#### Task goal:
Each line that holds the word "Dokumente" counts once; report the total and nothing else.

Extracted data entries
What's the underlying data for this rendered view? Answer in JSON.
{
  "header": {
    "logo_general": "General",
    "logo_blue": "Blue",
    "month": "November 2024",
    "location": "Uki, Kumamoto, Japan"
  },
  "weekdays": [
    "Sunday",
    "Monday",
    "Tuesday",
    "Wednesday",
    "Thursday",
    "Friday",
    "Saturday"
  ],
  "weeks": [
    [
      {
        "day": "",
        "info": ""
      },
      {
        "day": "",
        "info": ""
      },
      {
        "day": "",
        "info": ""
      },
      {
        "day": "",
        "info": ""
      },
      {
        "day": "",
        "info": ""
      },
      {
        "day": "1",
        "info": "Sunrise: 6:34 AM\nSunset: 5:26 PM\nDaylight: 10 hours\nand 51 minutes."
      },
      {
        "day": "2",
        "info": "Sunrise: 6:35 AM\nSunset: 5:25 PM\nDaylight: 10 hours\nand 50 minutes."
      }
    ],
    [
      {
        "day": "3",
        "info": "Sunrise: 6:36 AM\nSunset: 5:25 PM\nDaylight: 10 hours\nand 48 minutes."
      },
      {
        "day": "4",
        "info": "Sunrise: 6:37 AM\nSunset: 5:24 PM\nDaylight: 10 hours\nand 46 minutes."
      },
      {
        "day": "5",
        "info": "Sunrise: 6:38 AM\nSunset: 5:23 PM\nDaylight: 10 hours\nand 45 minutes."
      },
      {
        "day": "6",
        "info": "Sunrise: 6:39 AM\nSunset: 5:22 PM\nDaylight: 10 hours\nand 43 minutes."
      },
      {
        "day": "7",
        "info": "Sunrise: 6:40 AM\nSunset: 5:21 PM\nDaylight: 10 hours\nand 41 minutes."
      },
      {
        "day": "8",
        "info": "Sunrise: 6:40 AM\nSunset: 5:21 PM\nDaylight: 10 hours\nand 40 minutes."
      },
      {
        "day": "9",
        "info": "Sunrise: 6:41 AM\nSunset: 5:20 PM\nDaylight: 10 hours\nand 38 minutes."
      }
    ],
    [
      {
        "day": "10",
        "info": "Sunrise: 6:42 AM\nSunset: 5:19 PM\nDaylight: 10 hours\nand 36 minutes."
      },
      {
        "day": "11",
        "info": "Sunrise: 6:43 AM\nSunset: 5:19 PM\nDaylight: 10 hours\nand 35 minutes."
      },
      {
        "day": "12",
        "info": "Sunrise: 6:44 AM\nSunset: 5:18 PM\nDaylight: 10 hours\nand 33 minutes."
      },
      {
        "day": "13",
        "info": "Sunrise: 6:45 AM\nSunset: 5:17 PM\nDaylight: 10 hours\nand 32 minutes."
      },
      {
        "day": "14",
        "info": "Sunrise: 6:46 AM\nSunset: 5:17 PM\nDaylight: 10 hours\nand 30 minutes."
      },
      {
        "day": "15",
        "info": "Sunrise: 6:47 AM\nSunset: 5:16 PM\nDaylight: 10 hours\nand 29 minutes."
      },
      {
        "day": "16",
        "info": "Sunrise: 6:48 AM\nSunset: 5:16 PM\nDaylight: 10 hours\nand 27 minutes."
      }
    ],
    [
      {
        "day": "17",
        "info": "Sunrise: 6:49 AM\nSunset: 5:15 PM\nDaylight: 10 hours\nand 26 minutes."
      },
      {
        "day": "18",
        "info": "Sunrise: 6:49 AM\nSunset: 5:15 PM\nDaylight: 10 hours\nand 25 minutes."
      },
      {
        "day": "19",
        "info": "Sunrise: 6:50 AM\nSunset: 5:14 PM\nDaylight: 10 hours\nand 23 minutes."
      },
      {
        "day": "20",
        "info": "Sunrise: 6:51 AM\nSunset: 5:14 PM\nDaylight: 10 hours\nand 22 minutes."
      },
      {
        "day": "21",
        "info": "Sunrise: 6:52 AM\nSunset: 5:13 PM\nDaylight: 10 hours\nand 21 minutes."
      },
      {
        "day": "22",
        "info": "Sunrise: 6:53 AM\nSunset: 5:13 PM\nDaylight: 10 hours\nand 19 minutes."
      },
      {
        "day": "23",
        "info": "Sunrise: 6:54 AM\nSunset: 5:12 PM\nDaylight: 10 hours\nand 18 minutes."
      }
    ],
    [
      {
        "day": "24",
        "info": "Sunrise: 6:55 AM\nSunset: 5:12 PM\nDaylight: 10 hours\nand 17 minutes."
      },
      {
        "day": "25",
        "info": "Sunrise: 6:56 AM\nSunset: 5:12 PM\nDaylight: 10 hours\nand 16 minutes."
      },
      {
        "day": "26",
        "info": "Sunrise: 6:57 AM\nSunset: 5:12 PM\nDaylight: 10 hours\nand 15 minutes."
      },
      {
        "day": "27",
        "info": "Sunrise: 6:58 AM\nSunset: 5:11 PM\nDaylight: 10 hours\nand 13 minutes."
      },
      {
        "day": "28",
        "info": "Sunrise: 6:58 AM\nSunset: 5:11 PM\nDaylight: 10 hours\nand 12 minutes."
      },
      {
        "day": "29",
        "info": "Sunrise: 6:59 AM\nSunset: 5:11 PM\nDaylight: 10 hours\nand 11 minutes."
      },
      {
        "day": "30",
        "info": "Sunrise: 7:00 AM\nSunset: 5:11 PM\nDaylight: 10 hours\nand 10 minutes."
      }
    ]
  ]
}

--

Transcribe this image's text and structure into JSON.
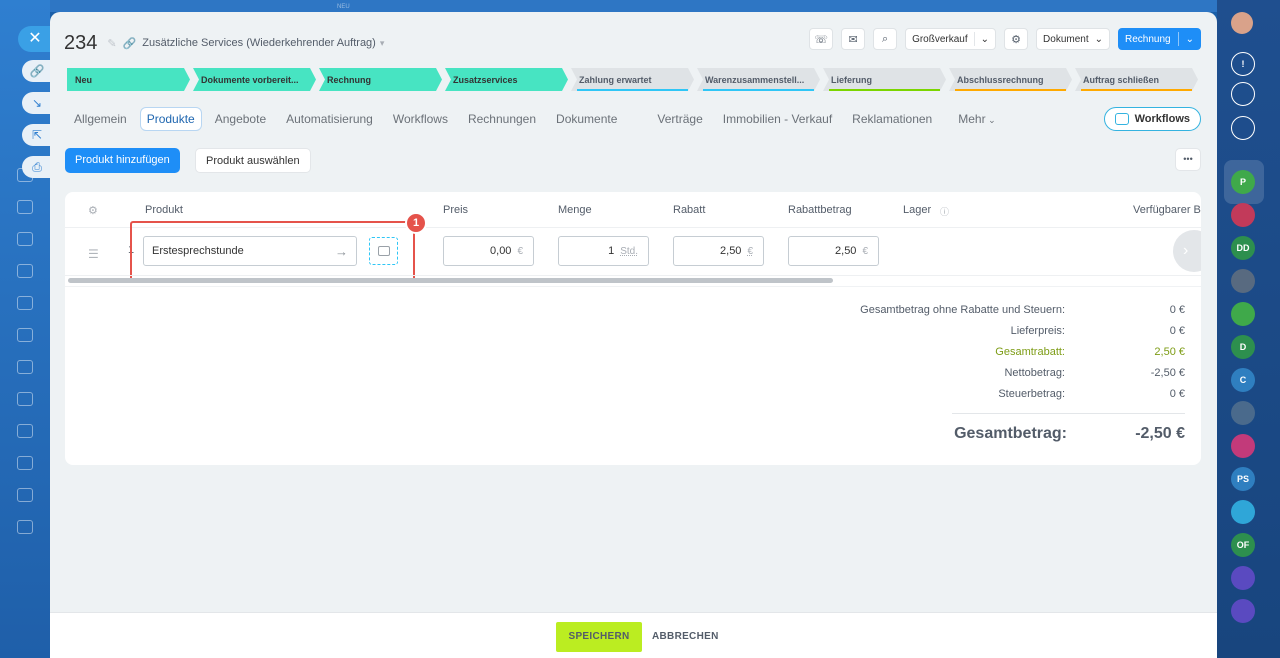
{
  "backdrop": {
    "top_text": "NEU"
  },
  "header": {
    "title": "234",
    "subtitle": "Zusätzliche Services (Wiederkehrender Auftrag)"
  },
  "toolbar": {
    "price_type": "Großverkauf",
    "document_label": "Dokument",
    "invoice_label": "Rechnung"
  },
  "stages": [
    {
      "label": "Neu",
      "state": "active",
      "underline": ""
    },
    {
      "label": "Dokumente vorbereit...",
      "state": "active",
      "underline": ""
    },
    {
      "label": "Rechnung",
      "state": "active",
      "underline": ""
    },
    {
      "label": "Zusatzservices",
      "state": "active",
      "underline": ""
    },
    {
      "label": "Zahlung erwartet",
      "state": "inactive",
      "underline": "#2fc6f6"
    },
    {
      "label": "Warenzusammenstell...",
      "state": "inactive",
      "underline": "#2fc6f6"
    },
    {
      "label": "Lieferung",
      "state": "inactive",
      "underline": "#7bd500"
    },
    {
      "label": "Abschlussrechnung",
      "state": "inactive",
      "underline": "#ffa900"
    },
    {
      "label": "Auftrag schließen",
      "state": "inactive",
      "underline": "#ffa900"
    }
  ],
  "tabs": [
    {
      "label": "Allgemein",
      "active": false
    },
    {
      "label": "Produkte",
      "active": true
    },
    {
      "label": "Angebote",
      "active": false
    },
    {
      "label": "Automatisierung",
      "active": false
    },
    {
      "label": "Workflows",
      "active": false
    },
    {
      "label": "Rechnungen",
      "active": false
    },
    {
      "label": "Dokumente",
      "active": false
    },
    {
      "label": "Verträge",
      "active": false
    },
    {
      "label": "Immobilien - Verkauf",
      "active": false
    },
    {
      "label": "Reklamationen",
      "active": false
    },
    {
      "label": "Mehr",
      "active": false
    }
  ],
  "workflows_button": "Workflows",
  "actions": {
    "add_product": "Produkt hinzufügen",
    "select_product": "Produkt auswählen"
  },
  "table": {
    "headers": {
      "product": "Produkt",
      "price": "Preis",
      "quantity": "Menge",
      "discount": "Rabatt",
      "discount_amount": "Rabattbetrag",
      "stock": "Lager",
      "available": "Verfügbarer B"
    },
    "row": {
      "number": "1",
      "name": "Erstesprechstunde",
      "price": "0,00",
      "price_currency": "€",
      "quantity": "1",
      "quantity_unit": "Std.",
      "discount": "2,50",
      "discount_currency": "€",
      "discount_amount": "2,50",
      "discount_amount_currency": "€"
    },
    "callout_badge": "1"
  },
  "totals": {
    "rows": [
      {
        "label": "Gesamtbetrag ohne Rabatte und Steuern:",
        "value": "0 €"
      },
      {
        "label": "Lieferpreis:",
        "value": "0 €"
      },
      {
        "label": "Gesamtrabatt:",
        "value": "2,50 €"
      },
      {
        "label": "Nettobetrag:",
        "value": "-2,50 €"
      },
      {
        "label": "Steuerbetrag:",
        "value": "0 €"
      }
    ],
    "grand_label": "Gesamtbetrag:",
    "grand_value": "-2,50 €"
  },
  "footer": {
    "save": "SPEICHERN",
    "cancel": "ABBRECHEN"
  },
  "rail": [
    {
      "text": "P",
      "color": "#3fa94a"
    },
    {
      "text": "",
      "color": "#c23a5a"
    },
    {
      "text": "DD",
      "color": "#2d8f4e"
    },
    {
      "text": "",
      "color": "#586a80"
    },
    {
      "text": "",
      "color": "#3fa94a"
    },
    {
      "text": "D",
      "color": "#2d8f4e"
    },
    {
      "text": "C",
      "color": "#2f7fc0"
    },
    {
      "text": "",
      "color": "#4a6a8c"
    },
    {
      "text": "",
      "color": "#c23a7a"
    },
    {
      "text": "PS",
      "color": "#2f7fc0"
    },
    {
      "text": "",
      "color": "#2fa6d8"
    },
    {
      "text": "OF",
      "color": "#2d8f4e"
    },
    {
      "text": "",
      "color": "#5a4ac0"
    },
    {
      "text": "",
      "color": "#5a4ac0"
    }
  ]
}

#### Written solution:
2